[Directions for this task] Reproduce all of the data exactly, with no line skipped.

**********

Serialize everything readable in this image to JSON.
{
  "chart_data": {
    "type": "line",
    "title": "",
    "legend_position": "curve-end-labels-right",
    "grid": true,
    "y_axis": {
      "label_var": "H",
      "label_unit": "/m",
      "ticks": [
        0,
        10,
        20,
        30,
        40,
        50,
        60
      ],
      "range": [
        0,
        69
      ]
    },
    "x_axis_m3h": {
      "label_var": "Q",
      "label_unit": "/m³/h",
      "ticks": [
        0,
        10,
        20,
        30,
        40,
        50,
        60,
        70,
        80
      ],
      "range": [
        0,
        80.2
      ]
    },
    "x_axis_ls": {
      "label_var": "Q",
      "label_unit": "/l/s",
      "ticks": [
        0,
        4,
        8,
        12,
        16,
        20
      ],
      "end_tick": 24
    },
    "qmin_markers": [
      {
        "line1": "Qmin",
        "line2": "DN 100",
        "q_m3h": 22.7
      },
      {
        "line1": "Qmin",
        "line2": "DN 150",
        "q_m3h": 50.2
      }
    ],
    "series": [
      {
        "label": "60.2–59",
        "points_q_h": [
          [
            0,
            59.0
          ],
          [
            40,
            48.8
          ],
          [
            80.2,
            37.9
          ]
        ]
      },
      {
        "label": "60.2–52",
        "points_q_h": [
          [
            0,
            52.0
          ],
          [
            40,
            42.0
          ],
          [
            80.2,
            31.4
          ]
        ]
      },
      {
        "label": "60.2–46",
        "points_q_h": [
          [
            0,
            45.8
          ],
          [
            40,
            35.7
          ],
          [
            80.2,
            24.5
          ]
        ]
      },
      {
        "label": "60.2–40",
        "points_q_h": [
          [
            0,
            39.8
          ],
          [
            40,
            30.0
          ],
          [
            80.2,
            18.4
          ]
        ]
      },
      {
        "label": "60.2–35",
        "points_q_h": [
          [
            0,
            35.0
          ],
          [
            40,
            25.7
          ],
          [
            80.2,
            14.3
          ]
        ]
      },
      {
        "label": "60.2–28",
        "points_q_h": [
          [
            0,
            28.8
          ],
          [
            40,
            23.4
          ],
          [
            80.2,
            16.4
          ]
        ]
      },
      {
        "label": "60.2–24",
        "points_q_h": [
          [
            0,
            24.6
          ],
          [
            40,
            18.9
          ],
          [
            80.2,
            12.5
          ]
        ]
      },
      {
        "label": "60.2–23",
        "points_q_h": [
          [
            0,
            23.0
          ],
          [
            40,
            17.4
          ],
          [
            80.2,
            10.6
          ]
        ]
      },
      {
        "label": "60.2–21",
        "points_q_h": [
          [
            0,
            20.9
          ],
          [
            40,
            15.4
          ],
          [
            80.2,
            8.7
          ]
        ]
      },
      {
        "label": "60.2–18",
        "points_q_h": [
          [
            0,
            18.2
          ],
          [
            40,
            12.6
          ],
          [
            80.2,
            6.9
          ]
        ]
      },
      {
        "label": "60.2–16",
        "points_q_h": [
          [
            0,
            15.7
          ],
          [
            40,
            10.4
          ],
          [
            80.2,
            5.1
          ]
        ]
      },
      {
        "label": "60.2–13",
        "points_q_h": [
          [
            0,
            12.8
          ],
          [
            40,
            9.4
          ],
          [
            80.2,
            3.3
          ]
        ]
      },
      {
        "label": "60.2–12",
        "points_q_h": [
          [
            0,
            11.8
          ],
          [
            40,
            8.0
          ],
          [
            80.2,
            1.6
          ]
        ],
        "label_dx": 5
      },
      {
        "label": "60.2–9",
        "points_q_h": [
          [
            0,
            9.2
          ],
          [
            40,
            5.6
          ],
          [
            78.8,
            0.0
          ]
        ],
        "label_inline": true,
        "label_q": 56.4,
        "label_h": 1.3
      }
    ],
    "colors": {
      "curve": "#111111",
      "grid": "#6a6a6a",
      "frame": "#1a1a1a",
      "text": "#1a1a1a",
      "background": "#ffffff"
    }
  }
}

**********

[The completed task]
Serialize everything readable in this image to JSON.
{
  "chart_data": {
    "type": "line",
    "title": "",
    "legend_position": "curve-end-labels-right",
    "grid": true,
    "y_axis": {
      "label_var": "H",
      "label_unit": "/m",
      "ticks": [
        0,
        10,
        20,
        30,
        40,
        50,
        60
      ],
      "range": [
        0,
        69
      ]
    },
    "x_axis_m3h": {
      "label_var": "Q",
      "label_unit": "/m³/h",
      "ticks": [
        0,
        10,
        20,
        30,
        40,
        50,
        60,
        70,
        80
      ],
      "range": [
        0,
        80.2
      ]
    },
    "x_axis_ls": {
      "label_var": "Q",
      "label_unit": "/l/s",
      "ticks": [
        0,
        4,
        8,
        12,
        16,
        20
      ],
      "end_tick": 24
    },
    "qmin_markers": [
      {
        "line1": "Qmin",
        "line2": "DN 100",
        "q_m3h": 22.7
      },
      {
        "line1": "Qmin",
        "line2": "DN 150",
        "q_m3h": 50.2
      }
    ],
    "series": [
      {
        "label": "60.2–59",
        "points_q_h": [
          [
            0,
            59.0
          ],
          [
            40,
            48.8
          ],
          [
            80.2,
            37.9
          ]
        ]
      },
      {
        "label": "60.2–52",
        "points_q_h": [
          [
            0,
            52.0
          ],
          [
            40,
            42.0
          ],
          [
            80.2,
            31.4
          ]
        ]
      },
      {
        "label": "60.2–46",
        "points_q_h": [
          [
            0,
            45.8
          ],
          [
            40,
            35.7
          ],
          [
            80.2,
            24.5
          ]
        ]
      },
      {
        "label": "60.2–40",
        "points_q_h": [
          [
            0,
            39.8
          ],
          [
            40,
            30.0
          ],
          [
            80.2,
            18.4
          ]
        ]
      },
      {
        "label": "60.2–35",
        "points_q_h": [
          [
            0,
            35.0
          ],
          [
            40,
            25.7
          ],
          [
            80.2,
            14.3
          ]
        ]
      },
      {
        "label": "60.2–28",
        "points_q_h": [
          [
            0,
            28.8
          ],
          [
            40,
            23.4
          ],
          [
            80.2,
            16.4
          ]
        ]
      },
      {
        "label": "60.2–24",
        "points_q_h": [
          [
            0,
            24.6
          ],
          [
            40,
            18.9
          ],
          [
            80.2,
            12.5
          ]
        ]
      },
      {
        "label": "60.2–23",
        "points_q_h": [
          [
            0,
            23.0
          ],
          [
            40,
            17.4
          ],
          [
            80.2,
            10.6
          ]
        ]
      },
      {
        "label": "60.2–21",
        "points_q_h": [
          [
            0,
            20.9
          ],
          [
            40,
            15.4
          ],
          [
            80.2,
            8.7
          ]
        ]
      },
      {
        "label": "60.2–18",
        "points_q_h": [
          [
            0,
            18.2
          ],
          [
            40,
            12.6
          ],
          [
            80.2,
            6.9
          ]
        ]
      },
      {
        "label": "60.2–16",
        "points_q_h": [
          [
            0,
            15.7
          ],
          [
            40,
            10.4
          ],
          [
            80.2,
            5.1
          ]
        ]
      },
      {
        "label": "60.2–13",
        "points_q_h": [
          [
            0,
            12.8
          ],
          [
            40,
            9.4
          ],
          [
            80.2,
            3.3
          ]
        ]
      },
      {
        "label": "60.2–12",
        "points_q_h": [
          [
            0,
            11.8
          ],
          [
            40,
            8.0
          ],
          [
            80.2,
            1.6
          ]
        ],
        "label_dx": 5
      },
      {
        "label": "60.2–9",
        "points_q_h": [
          [
            0,
            9.2
          ],
          [
            40,
            5.6
          ],
          [
            78.8,
            0.0
          ]
        ],
        "label_inline": true,
        "label_q": 56.4,
        "label_h": 1.3
      }
    ],
    "colors": {
      "curve": "#111111",
      "grid": "#6a6a6a",
      "frame": "#1a1a1a",
      "text": "#1a1a1a",
      "background": "#ffffff"
    }
  }
}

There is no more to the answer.